Exercise >> Leave out the pictures and reproduce all of the data exactly.

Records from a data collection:
• • • • •

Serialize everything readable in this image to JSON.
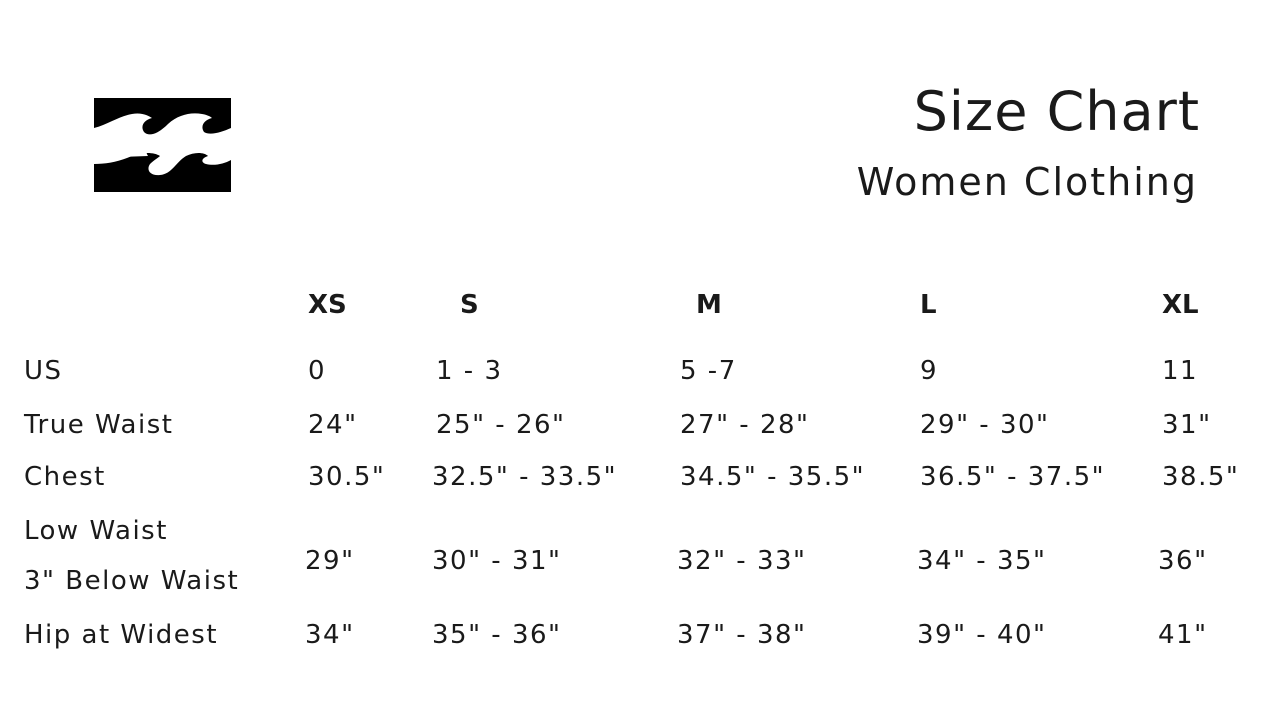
{
  "logo": {
    "name": "billabong-wave-logo"
  },
  "title": "Size Chart",
  "subtitle": "Women Clothing",
  "sizes": [
    "XS",
    "S",
    "M",
    "L",
    "XL"
  ],
  "rows": [
    {
      "label": "US",
      "values": [
        "0",
        "1 - 3",
        "5 -7",
        "9",
        "11"
      ]
    },
    {
      "label": "True Waist",
      "values": [
        "24\"",
        "25\" - 26\"",
        "27\" - 28\"",
        "29\" - 30\"",
        "31\""
      ]
    },
    {
      "label": "Chest",
      "values": [
        "30.5\"",
        "32.5\" - 33.5\"",
        "34.5\" - 35.5\"",
        "36.5\" - 37.5\"",
        "38.5\""
      ]
    },
    {
      "label": "Low Waist",
      "label2": "3\" Below Waist",
      "values": [
        "29\"",
        "30\" - 31\"",
        "32\" - 33\"",
        "34\" - 35\"",
        "36\""
      ]
    },
    {
      "label": "Hip at Widest",
      "values": [
        "34\"",
        "35\" - 36\"",
        "37\" - 38\"",
        "39\" - 40\"",
        "41\""
      ]
    }
  ]
}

• • • • •

Full response >>
Serialize everything readable in this image to JSON.
{
  "logo": {
    "name": "billabong-wave-logo"
  },
  "title": "Size Chart",
  "subtitle": "Women Clothing",
  "sizes": [
    "XS",
    "S",
    "M",
    "L",
    "XL"
  ],
  "rows": [
    {
      "label": "US",
      "values": [
        "0",
        "1 - 3",
        "5 -7",
        "9",
        "11"
      ]
    },
    {
      "label": "True Waist",
      "values": [
        "24\"",
        "25\" - 26\"",
        "27\" - 28\"",
        "29\" - 30\"",
        "31\""
      ]
    },
    {
      "label": "Chest",
      "values": [
        "30.5\"",
        "32.5\" - 33.5\"",
        "34.5\" - 35.5\"",
        "36.5\" - 37.5\"",
        "38.5\""
      ]
    },
    {
      "label": "Low Waist",
      "label2": "3\" Below Waist",
      "values": [
        "29\"",
        "30\" - 31\"",
        "32\" - 33\"",
        "34\" - 35\"",
        "36\""
      ]
    },
    {
      "label": "Hip at Widest",
      "values": [
        "34\"",
        "35\" - 36\"",
        "37\" - 38\"",
        "39\" - 40\"",
        "41\""
      ]
    }
  ]
}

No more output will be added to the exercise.